**** Provided material ****

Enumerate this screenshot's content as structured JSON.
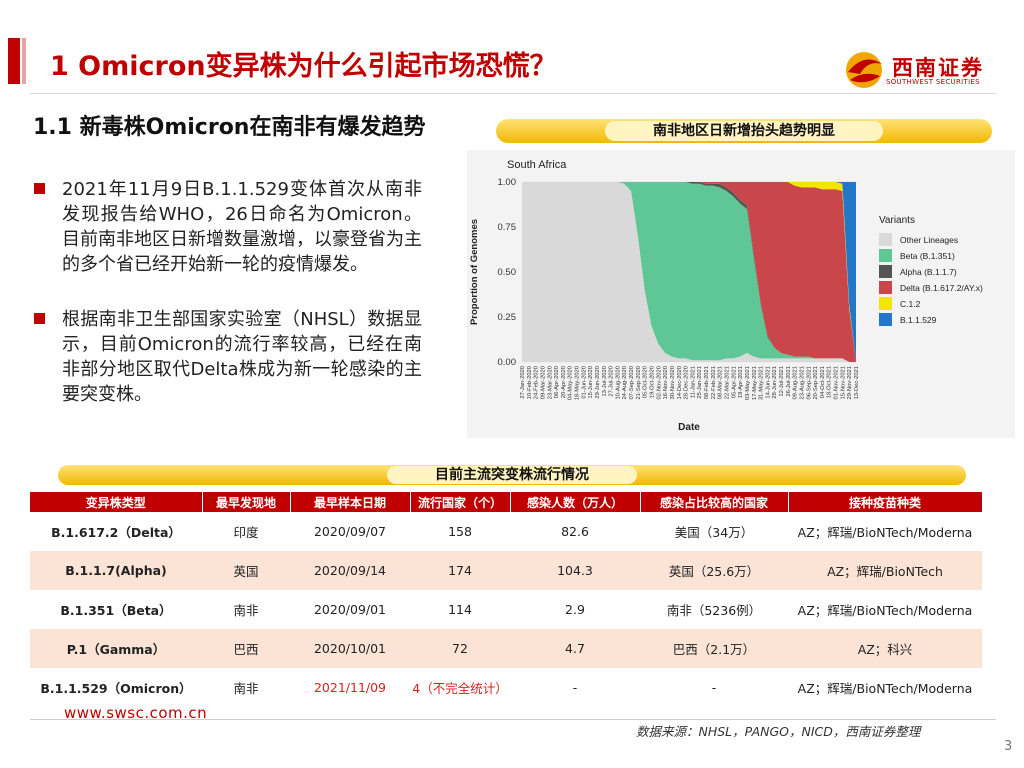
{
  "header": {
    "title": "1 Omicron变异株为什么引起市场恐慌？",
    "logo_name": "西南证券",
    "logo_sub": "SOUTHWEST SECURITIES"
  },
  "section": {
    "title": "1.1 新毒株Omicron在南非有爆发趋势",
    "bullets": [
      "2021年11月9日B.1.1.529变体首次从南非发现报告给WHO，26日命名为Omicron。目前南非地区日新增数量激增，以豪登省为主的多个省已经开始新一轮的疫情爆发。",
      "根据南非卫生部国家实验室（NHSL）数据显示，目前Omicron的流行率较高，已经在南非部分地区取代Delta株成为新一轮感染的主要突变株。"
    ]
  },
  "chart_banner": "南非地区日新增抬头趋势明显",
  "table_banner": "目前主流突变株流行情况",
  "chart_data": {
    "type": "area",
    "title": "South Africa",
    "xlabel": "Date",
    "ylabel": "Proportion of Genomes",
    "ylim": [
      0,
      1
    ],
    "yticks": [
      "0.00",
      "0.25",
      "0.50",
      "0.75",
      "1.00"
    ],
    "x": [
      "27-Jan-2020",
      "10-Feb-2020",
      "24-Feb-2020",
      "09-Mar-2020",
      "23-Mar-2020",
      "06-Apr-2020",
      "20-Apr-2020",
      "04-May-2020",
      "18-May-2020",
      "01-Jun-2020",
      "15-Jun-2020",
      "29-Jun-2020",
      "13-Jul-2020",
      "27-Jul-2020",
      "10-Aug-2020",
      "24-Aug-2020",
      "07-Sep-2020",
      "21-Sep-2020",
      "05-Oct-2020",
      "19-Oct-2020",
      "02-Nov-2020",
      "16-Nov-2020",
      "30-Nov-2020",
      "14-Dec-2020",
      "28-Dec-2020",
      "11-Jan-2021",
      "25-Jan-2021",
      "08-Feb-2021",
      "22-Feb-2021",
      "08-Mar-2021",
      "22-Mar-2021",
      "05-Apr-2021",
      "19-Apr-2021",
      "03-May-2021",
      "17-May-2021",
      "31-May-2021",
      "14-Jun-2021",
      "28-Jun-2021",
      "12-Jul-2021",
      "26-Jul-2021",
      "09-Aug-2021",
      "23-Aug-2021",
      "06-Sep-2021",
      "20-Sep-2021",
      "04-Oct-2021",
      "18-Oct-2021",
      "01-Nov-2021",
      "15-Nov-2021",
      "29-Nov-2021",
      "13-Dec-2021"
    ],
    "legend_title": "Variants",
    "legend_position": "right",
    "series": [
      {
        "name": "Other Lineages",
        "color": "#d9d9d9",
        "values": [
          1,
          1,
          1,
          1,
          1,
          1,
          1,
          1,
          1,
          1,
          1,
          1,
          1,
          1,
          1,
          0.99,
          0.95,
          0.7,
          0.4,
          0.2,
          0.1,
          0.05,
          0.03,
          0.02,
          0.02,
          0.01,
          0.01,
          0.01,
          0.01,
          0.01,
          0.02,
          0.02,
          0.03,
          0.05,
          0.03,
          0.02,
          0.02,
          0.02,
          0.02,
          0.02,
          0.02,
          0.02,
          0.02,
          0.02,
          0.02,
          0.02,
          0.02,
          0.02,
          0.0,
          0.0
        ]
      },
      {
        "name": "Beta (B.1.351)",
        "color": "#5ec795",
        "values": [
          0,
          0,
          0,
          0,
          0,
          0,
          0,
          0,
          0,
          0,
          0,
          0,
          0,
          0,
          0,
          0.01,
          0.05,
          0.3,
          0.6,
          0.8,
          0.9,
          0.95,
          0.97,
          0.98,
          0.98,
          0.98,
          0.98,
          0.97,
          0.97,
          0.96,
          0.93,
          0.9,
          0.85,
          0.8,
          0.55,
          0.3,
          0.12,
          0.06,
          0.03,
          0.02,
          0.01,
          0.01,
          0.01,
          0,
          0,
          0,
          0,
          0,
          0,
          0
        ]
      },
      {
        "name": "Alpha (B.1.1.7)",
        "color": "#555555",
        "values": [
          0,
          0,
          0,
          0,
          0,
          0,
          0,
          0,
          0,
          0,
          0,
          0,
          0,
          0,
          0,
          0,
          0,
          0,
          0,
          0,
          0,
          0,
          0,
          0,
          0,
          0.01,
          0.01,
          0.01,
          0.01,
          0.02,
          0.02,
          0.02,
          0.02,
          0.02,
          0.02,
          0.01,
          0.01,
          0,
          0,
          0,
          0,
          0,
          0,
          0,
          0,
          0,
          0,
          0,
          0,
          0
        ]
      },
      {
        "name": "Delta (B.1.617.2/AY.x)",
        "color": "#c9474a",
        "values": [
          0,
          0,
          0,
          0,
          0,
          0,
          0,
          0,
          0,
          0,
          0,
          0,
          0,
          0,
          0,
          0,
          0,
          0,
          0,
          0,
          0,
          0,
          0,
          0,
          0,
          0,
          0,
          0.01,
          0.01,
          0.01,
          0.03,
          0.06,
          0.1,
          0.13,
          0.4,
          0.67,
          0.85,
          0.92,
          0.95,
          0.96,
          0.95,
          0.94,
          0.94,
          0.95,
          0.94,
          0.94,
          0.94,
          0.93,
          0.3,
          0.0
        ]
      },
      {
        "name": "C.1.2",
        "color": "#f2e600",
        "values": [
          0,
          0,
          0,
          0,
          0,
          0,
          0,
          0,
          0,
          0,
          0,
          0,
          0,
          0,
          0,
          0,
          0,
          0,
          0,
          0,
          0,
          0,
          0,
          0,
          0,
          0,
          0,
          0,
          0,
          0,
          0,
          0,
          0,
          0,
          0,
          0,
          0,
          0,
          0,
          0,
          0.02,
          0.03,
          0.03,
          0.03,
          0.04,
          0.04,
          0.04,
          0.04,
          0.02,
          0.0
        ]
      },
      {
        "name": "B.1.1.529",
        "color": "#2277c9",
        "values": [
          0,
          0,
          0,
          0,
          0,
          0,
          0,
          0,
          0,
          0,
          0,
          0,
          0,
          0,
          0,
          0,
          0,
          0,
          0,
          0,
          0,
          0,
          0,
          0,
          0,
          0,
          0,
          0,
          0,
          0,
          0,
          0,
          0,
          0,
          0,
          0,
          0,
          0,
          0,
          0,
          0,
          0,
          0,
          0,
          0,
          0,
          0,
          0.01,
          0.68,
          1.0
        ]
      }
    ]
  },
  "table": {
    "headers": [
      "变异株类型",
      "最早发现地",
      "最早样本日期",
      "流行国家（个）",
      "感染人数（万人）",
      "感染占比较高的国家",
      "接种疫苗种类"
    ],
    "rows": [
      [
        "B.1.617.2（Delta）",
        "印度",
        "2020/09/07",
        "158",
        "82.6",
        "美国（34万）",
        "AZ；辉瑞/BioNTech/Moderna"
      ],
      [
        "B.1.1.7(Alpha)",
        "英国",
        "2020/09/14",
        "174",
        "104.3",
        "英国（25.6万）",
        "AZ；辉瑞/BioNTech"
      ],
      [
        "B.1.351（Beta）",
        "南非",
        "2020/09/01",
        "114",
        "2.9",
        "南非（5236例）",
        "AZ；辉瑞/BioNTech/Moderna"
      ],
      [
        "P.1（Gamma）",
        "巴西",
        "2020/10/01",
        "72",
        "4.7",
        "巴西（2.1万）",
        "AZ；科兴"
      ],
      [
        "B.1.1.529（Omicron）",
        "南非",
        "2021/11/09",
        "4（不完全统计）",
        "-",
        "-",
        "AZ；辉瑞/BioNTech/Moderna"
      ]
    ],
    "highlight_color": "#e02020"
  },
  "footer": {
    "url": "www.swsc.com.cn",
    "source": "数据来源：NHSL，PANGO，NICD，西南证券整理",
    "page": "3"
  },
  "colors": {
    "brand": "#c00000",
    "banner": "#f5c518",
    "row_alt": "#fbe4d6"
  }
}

****

*Exercise instructions:* Return all of the lines above without alteration, minus the pictures.

*Task output:*
Enumerate this screenshot's content as structured JSON.
{
  "header": {
    "title": "1 Omicron变异株为什么引起市场恐慌？",
    "logo_name": "西南证券",
    "logo_sub": "SOUTHWEST SECURITIES"
  },
  "section": {
    "title": "1.1 新毒株Omicron在南非有爆发趋势",
    "bullets": [
      "2021年11月9日B.1.1.529变体首次从南非发现报告给WHO，26日命名为Omicron。目前南非地区日新增数量激增，以豪登省为主的多个省已经开始新一轮的疫情爆发。",
      "根据南非卫生部国家实验室（NHSL）数据显示，目前Omicron的流行率较高，已经在南非部分地区取代Delta株成为新一轮感染的主要突变株。"
    ]
  },
  "chart_banner": "南非地区日新增抬头趋势明显",
  "table_banner": "目前主流突变株流行情况",
  "chart_data": {
    "type": "area",
    "title": "South Africa",
    "xlabel": "Date",
    "ylabel": "Proportion of Genomes",
    "ylim": [
      0,
      1
    ],
    "yticks": [
      "0.00",
      "0.25",
      "0.50",
      "0.75",
      "1.00"
    ],
    "x": [
      "27-Jan-2020",
      "10-Feb-2020",
      "24-Feb-2020",
      "09-Mar-2020",
      "23-Mar-2020",
      "06-Apr-2020",
      "20-Apr-2020",
      "04-May-2020",
      "18-May-2020",
      "01-Jun-2020",
      "15-Jun-2020",
      "29-Jun-2020",
      "13-Jul-2020",
      "27-Jul-2020",
      "10-Aug-2020",
      "24-Aug-2020",
      "07-Sep-2020",
      "21-Sep-2020",
      "05-Oct-2020",
      "19-Oct-2020",
      "02-Nov-2020",
      "16-Nov-2020",
      "30-Nov-2020",
      "14-Dec-2020",
      "28-Dec-2020",
      "11-Jan-2021",
      "25-Jan-2021",
      "08-Feb-2021",
      "22-Feb-2021",
      "08-Mar-2021",
      "22-Mar-2021",
      "05-Apr-2021",
      "19-Apr-2021",
      "03-May-2021",
      "17-May-2021",
      "31-May-2021",
      "14-Jun-2021",
      "28-Jun-2021",
      "12-Jul-2021",
      "26-Jul-2021",
      "09-Aug-2021",
      "23-Aug-2021",
      "06-Sep-2021",
      "20-Sep-2021",
      "04-Oct-2021",
      "18-Oct-2021",
      "01-Nov-2021",
      "15-Nov-2021",
      "29-Nov-2021",
      "13-Dec-2021"
    ],
    "legend_title": "Variants",
    "legend_position": "right",
    "series": [
      {
        "name": "Other Lineages",
        "color": "#d9d9d9",
        "values": [
          1,
          1,
          1,
          1,
          1,
          1,
          1,
          1,
          1,
          1,
          1,
          1,
          1,
          1,
          1,
          0.99,
          0.95,
          0.7,
          0.4,
          0.2,
          0.1,
          0.05,
          0.03,
          0.02,
          0.02,
          0.01,
          0.01,
          0.01,
          0.01,
          0.01,
          0.02,
          0.02,
          0.03,
          0.05,
          0.03,
          0.02,
          0.02,
          0.02,
          0.02,
          0.02,
          0.02,
          0.02,
          0.02,
          0.02,
          0.02,
          0.02,
          0.02,
          0.02,
          0.0,
          0.0
        ]
      },
      {
        "name": "Beta (B.1.351)",
        "color": "#5ec795",
        "values": [
          0,
          0,
          0,
          0,
          0,
          0,
          0,
          0,
          0,
          0,
          0,
          0,
          0,
          0,
          0,
          0.01,
          0.05,
          0.3,
          0.6,
          0.8,
          0.9,
          0.95,
          0.97,
          0.98,
          0.98,
          0.98,
          0.98,
          0.97,
          0.97,
          0.96,
          0.93,
          0.9,
          0.85,
          0.8,
          0.55,
          0.3,
          0.12,
          0.06,
          0.03,
          0.02,
          0.01,
          0.01,
          0.01,
          0,
          0,
          0,
          0,
          0,
          0,
          0
        ]
      },
      {
        "name": "Alpha (B.1.1.7)",
        "color": "#555555",
        "values": [
          0,
          0,
          0,
          0,
          0,
          0,
          0,
          0,
          0,
          0,
          0,
          0,
          0,
          0,
          0,
          0,
          0,
          0,
          0,
          0,
          0,
          0,
          0,
          0,
          0,
          0.01,
          0.01,
          0.01,
          0.01,
          0.02,
          0.02,
          0.02,
          0.02,
          0.02,
          0.02,
          0.01,
          0.01,
          0,
          0,
          0,
          0,
          0,
          0,
          0,
          0,
          0,
          0,
          0,
          0,
          0
        ]
      },
      {
        "name": "Delta (B.1.617.2/AY.x)",
        "color": "#c9474a",
        "values": [
          0,
          0,
          0,
          0,
          0,
          0,
          0,
          0,
          0,
          0,
          0,
          0,
          0,
          0,
          0,
          0,
          0,
          0,
          0,
          0,
          0,
          0,
          0,
          0,
          0,
          0,
          0,
          0.01,
          0.01,
          0.01,
          0.03,
          0.06,
          0.1,
          0.13,
          0.4,
          0.67,
          0.85,
          0.92,
          0.95,
          0.96,
          0.95,
          0.94,
          0.94,
          0.95,
          0.94,
          0.94,
          0.94,
          0.93,
          0.3,
          0.0
        ]
      },
      {
        "name": "C.1.2",
        "color": "#f2e600",
        "values": [
          0,
          0,
          0,
          0,
          0,
          0,
          0,
          0,
          0,
          0,
          0,
          0,
          0,
          0,
          0,
          0,
          0,
          0,
          0,
          0,
          0,
          0,
          0,
          0,
          0,
          0,
          0,
          0,
          0,
          0,
          0,
          0,
          0,
          0,
          0,
          0,
          0,
          0,
          0,
          0,
          0.02,
          0.03,
          0.03,
          0.03,
          0.04,
          0.04,
          0.04,
          0.04,
          0.02,
          0.0
        ]
      },
      {
        "name": "B.1.1.529",
        "color": "#2277c9",
        "values": [
          0,
          0,
          0,
          0,
          0,
          0,
          0,
          0,
          0,
          0,
          0,
          0,
          0,
          0,
          0,
          0,
          0,
          0,
          0,
          0,
          0,
          0,
          0,
          0,
          0,
          0,
          0,
          0,
          0,
          0,
          0,
          0,
          0,
          0,
          0,
          0,
          0,
          0,
          0,
          0,
          0,
          0,
          0,
          0,
          0,
          0,
          0,
          0.01,
          0.68,
          1.0
        ]
      }
    ]
  },
  "table": {
    "headers": [
      "变异株类型",
      "最早发现地",
      "最早样本日期",
      "流行国家（个）",
      "感染人数（万人）",
      "感染占比较高的国家",
      "接种疫苗种类"
    ],
    "rows": [
      [
        "B.1.617.2（Delta）",
        "印度",
        "2020/09/07",
        "158",
        "82.6",
        "美国（34万）",
        "AZ；辉瑞/BioNTech/Moderna"
      ],
      [
        "B.1.1.7(Alpha)",
        "英国",
        "2020/09/14",
        "174",
        "104.3",
        "英国（25.6万）",
        "AZ；辉瑞/BioNTech"
      ],
      [
        "B.1.351（Beta）",
        "南非",
        "2020/09/01",
        "114",
        "2.9",
        "南非（5236例）",
        "AZ；辉瑞/BioNTech/Moderna"
      ],
      [
        "P.1（Gamma）",
        "巴西",
        "2020/10/01",
        "72",
        "4.7",
        "巴西（2.1万）",
        "AZ；科兴"
      ],
      [
        "B.1.1.529（Omicron）",
        "南非",
        "2021/11/09",
        "4（不完全统计）",
        "-",
        "-",
        "AZ；辉瑞/BioNTech/Moderna"
      ]
    ],
    "highlight_color": "#e02020"
  },
  "footer": {
    "url": "www.swsc.com.cn",
    "source": "数据来源：NHSL，PANGO，NICD，西南证券整理",
    "page": "3"
  },
  "colors": {
    "brand": "#c00000",
    "banner": "#f5c518",
    "row_alt": "#fbe4d6"
  }
}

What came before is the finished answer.